● **TASK**:
Copy out each line exactly as it appears.

● **Data records**:
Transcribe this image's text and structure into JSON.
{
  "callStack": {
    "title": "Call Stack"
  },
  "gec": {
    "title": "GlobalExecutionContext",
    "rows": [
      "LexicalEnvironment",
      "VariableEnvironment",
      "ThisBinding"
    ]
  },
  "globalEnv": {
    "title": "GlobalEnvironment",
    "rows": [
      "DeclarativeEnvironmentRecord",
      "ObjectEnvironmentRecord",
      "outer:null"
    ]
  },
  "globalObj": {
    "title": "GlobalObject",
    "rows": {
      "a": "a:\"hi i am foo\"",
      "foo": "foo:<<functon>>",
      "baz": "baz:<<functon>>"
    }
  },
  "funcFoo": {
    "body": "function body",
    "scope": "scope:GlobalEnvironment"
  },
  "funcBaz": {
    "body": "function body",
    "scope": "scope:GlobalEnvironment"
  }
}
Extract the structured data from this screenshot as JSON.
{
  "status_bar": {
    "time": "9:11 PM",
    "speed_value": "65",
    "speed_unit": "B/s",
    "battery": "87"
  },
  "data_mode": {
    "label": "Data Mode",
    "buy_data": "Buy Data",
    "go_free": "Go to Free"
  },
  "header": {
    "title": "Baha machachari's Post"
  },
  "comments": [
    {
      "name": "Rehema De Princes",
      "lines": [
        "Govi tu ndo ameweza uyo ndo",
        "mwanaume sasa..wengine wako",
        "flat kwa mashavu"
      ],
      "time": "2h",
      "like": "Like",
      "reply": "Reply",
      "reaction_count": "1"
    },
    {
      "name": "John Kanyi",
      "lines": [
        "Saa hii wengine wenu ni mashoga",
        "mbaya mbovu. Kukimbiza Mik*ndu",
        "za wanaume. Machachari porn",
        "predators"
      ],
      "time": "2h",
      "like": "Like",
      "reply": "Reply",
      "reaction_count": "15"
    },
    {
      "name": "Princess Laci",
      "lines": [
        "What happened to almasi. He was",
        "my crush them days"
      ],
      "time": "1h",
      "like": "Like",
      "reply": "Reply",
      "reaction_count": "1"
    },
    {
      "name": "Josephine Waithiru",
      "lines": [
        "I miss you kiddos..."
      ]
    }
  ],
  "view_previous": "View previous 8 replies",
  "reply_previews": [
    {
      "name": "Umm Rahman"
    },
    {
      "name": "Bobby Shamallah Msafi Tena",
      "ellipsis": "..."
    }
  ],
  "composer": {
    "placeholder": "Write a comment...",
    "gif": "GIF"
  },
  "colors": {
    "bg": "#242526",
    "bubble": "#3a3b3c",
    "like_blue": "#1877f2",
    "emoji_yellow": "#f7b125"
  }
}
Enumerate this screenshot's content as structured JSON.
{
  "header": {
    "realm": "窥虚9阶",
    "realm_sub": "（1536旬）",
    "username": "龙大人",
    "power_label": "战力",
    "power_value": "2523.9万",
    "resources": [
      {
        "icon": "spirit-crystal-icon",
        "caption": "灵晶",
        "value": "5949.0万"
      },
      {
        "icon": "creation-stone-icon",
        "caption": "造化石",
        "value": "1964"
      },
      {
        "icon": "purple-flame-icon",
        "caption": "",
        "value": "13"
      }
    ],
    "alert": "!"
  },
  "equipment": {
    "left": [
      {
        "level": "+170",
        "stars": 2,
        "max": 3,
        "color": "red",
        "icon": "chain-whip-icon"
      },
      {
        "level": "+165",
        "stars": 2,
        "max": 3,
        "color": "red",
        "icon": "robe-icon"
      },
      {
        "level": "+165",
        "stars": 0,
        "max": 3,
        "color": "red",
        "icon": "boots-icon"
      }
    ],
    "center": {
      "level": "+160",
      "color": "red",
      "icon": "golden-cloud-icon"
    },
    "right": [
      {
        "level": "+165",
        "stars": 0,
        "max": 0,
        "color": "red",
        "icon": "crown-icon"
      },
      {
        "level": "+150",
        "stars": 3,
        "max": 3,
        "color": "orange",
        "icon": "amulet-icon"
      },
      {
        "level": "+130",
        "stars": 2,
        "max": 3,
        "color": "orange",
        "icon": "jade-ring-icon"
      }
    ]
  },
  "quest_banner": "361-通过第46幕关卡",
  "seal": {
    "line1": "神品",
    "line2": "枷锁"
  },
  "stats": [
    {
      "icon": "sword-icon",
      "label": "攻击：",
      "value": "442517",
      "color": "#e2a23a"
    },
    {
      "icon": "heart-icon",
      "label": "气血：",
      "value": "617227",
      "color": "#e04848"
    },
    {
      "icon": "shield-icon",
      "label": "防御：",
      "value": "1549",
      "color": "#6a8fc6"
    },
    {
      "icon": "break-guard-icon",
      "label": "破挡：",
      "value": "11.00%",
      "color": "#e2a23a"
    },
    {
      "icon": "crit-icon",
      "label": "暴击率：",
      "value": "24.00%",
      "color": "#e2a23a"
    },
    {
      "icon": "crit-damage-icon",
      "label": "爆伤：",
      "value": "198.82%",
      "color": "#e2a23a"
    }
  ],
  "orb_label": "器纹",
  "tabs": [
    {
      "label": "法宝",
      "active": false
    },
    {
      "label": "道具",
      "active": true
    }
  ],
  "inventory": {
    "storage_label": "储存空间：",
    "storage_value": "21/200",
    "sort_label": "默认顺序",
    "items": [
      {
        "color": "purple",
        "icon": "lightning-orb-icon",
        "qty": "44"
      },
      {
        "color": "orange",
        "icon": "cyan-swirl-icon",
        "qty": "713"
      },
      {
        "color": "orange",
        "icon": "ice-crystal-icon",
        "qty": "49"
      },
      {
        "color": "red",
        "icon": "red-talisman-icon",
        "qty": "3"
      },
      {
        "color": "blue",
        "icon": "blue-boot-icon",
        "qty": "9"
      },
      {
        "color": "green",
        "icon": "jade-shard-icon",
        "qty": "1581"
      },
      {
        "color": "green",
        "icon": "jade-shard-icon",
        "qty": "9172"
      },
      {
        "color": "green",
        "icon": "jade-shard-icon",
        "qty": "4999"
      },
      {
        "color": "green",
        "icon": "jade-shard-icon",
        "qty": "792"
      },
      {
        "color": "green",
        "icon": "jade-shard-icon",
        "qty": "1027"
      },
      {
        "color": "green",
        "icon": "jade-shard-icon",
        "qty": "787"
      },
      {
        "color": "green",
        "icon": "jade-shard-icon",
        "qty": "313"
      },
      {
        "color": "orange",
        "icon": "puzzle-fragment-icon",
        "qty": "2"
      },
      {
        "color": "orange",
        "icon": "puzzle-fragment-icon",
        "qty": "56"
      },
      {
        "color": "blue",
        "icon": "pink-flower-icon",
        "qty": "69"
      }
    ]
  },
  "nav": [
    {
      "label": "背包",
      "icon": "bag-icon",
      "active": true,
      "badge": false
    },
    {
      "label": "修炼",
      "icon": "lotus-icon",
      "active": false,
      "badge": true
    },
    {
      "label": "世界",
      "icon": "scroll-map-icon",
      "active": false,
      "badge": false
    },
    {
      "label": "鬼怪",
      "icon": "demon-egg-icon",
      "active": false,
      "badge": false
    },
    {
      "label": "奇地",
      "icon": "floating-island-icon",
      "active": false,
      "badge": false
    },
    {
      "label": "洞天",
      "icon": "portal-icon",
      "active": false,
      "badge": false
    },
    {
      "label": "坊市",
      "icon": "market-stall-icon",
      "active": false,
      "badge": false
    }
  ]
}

● **EXERCISE OUTPUT**:
Transcribe this image's text and structure into JSON.
{
  "callStack": {
    "title": "Call Stack"
  },
  "gec": {
    "title": "GlobalExecutionContext",
    "rows": [
      "LexicalEnvironment",
      "VariableEnvironment",
      "ThisBinding"
    ]
  },
  "globalEnv": {
    "title": "GlobalEnvironment",
    "rows": [
      "DeclarativeEnvironmentRecord",
      "ObjectEnvironmentRecord",
      "outer:null"
    ]
  },
  "globalObj": {
    "title": "GlobalObject",
    "rows": {
      "a": "a:\"hi i am foo\"",
      "foo": "foo:<<functon>>",
      "baz": "baz:<<functon>>"
    }
  },
  "funcFoo": {
    "body": "function body",
    "scope": "scope:GlobalEnvironment"
  },
  "funcBaz": {
    "body": "function body",
    "scope": "scope:GlobalEnvironment"
  }
}
Extract the structured data from this screenshot as JSON.
{
  "status_bar": {
    "time": "9:11 PM",
    "speed_value": "65",
    "speed_unit": "B/s",
    "battery": "87"
  },
  "data_mode": {
    "label": "Data Mode",
    "buy_data": "Buy Data",
    "go_free": "Go to Free"
  },
  "header": {
    "title": "Baha machachari's Post"
  },
  "comments": [
    {
      "name": "Rehema De Princes",
      "lines": [
        "Govi tu ndo ameweza uyo ndo",
        "mwanaume sasa..wengine wako",
        "flat kwa mashavu"
      ],
      "time": "2h",
      "like": "Like",
      "reply": "Reply",
      "reaction_count": "1"
    },
    {
      "name": "John Kanyi",
      "lines": [
        "Saa hii wengine wenu ni mashoga",
        "mbaya mbovu. Kukimbiza Mik*ndu",
        "za wanaume. Machachari porn",
        "predators"
      ],
      "time": "2h",
      "like": "Like",
      "reply": "Reply",
      "reaction_count": "15"
    },
    {
      "name": "Princess Laci",
      "lines": [
        "What happened to almasi. He was",
        "my crush them days"
      ],
      "time": "1h",
      "like": "Like",
      "reply": "Reply",
      "reaction_count": "1"
    },
    {
      "name": "Josephine Waithiru",
      "lines": [
        "I miss you kiddos..."
      ]
    }
  ],
  "view_previous": "View previous 8 replies",
  "reply_previews": [
    {
      "name": "Umm Rahman"
    },
    {
      "name": "Bobby Shamallah Msafi Tena",
      "ellipsis": "..."
    }
  ],
  "composer": {
    "placeholder": "Write a comment...",
    "gif": "GIF"
  },
  "colors": {
    "bg": "#242526",
    "bubble": "#3a3b3c",
    "like_blue": "#1877f2",
    "emoji_yellow": "#f7b125"
  }
}
Enumerate this screenshot's content as structured JSON.
{
  "header": {
    "realm": "窥虚9阶",
    "realm_sub": "（1536旬）",
    "username": "龙大人",
    "power_label": "战力",
    "power_value": "2523.9万",
    "resources": [
      {
        "icon": "spirit-crystal-icon",
        "caption": "灵晶",
        "value": "5949.0万"
      },
      {
        "icon": "creation-stone-icon",
        "caption": "造化石",
        "value": "1964"
      },
      {
        "icon": "purple-flame-icon",
        "caption": "",
        "value": "13"
      }
    ],
    "alert": "!"
  },
  "equipment": {
    "left": [
      {
        "level": "+170",
        "stars": 2,
        "max": 3,
        "color": "red",
        "icon": "chain-whip-icon"
      },
      {
        "level": "+165",
        "stars": 2,
        "max": 3,
        "color": "red",
        "icon": "robe-icon"
      },
      {
        "level": "+165",
        "stars": 0,
        "max": 3,
        "color": "red",
        "icon": "boots-icon"
      }
    ],
    "center": {
      "level": "+160",
      "color": "red",
      "icon": "golden-cloud-icon"
    },
    "right": [
      {
        "level": "+165",
        "stars": 0,
        "max": 0,
        "color": "red",
        "icon": "crown-icon"
      },
      {
        "level": "+150",
        "stars": 3,
        "max": 3,
        "color": "orange",
        "icon": "amulet-icon"
      },
      {
        "level": "+130",
        "stars": 2,
        "max": 3,
        "color": "orange",
        "icon": "jade-ring-icon"
      }
    ]
  },
  "quest_banner": "361-通过第46幕关卡",
  "seal": {
    "line1": "神品",
    "line2": "枷锁"
  },
  "stats": [
    {
      "icon": "sword-icon",
      "label": "攻击：",
      "value": "442517",
      "color": "#e2a23a"
    },
    {
      "icon": "heart-icon",
      "label": "气血：",
      "value": "617227",
      "color": "#e04848"
    },
    {
      "icon": "shield-icon",
      "label": "防御：",
      "value": "1549",
      "color": "#6a8fc6"
    },
    {
      "icon": "break-guard-icon",
      "label": "破挡：",
      "value": "11.00%",
      "color": "#e2a23a"
    },
    {
      "icon": "crit-icon",
      "label": "暴击率：",
      "value": "24.00%",
      "color": "#e2a23a"
    },
    {
      "icon": "crit-damage-icon",
      "label": "爆伤：",
      "value": "198.82%",
      "color": "#e2a23a"
    }
  ],
  "orb_label": "器纹",
  "tabs": [
    {
      "label": "法宝",
      "active": false
    },
    {
      "label": "道具",
      "active": true
    }
  ],
  "inventory": {
    "storage_label": "储存空间：",
    "storage_value": "21/200",
    "sort_label": "默认顺序",
    "items": [
      {
        "color": "purple",
        "icon": "lightning-orb-icon",
        "qty": "44"
      },
      {
        "color": "orange",
        "icon": "cyan-swirl-icon",
        "qty": "713"
      },
      {
        "color": "orange",
        "icon": "ice-crystal-icon",
        "qty": "49"
      },
      {
        "color": "red",
        "icon": "red-talisman-icon",
        "qty": "3"
      },
      {
        "color": "blue",
        "icon": "blue-boot-icon",
        "qty": "9"
      },
      {
        "color": "green",
        "icon": "jade-shard-icon",
        "qty": "1581"
      },
      {
        "color": "green",
        "icon": "jade-shard-icon",
        "qty": "9172"
      },
      {
        "color": "green",
        "icon": "jade-shard-icon",
        "qty": "4999"
      },
      {
        "color": "green",
        "icon": "jade-shard-icon",
        "qty": "792"
      },
      {
        "color": "green",
        "icon": "jade-shard-icon",
        "qty": "1027"
      },
      {
        "color": "green",
        "icon": "jade-shard-icon",
        "qty": "787"
      },
      {
        "color": "green",
        "icon": "jade-shard-icon",
        "qty": "313"
      },
      {
        "color": "orange",
        "icon": "puzzle-fragment-icon",
        "qty": "2"
      },
      {
        "color": "orange",
        "icon": "puzzle-fragment-icon",
        "qty": "56"
      },
      {
        "color": "blue",
        "icon": "pink-flower-icon",
        "qty": "69"
      }
    ]
  },
  "nav": [
    {
      "label": "背包",
      "icon": "bag-icon",
      "active": true,
      "badge": false
    },
    {
      "label": "修炼",
      "icon": "lotus-icon",
      "active": false,
      "badge": true
    },
    {
      "label": "世界",
      "icon": "scroll-map-icon",
      "active": false,
      "badge": false
    },
    {
      "label": "鬼怪",
      "icon": "demon-egg-icon",
      "active": false,
      "badge": false
    },
    {
      "label": "奇地",
      "icon": "floating-island-icon",
      "active": false,
      "badge": false
    },
    {
      "label": "洞天",
      "icon": "portal-icon",
      "active": false,
      "badge": false
    },
    {
      "label": "坊市",
      "icon": "market-stall-icon",
      "active": false,
      "badge": false
    }
  ]
}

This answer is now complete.